■ Requirement
State the number of lines, and only that number, in which the word "energy" appears.

═══ Data shown ═══

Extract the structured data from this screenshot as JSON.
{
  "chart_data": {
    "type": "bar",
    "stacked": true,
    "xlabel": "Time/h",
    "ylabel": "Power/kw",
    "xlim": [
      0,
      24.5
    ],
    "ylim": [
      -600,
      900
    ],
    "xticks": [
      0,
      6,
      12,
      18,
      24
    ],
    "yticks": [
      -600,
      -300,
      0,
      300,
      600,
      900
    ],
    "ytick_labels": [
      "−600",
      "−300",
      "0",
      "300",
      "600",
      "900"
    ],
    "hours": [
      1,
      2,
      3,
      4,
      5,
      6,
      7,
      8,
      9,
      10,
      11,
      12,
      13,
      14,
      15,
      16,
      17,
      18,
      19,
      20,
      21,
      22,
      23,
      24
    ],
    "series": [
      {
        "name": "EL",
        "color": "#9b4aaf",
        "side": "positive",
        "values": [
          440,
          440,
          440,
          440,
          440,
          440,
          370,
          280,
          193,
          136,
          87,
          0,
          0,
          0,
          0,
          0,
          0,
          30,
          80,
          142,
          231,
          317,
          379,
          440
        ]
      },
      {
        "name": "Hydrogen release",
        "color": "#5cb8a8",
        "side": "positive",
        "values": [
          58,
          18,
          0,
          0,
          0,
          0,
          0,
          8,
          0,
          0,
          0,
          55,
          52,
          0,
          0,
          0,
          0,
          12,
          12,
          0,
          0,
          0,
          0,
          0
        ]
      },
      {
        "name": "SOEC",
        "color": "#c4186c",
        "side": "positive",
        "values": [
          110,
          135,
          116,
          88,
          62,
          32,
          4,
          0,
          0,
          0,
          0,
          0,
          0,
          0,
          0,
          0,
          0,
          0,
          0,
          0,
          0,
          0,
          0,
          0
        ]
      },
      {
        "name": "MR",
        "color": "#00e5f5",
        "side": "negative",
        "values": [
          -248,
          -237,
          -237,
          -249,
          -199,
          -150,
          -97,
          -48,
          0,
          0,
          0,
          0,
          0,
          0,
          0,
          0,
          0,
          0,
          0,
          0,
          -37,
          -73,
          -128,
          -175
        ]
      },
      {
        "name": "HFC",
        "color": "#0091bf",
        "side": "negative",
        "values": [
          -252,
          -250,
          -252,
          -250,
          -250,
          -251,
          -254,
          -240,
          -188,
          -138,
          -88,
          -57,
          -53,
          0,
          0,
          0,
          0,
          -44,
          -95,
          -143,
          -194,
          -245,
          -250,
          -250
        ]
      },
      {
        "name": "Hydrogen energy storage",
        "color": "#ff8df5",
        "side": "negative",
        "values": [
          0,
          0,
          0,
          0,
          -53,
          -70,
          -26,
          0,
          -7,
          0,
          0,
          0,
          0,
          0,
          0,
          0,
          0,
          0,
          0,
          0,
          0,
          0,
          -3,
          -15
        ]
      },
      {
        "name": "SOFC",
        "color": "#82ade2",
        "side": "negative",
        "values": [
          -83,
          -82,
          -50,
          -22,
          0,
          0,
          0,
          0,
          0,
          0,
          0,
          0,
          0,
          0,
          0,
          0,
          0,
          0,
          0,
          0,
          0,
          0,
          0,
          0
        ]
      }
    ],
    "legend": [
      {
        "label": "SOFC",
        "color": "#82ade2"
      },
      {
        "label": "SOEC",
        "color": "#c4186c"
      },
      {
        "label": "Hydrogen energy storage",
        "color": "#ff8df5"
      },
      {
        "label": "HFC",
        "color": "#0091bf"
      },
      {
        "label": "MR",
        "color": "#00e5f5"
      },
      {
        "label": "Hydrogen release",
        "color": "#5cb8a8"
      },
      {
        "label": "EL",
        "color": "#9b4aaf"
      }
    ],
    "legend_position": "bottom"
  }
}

═══

■ Task solution
2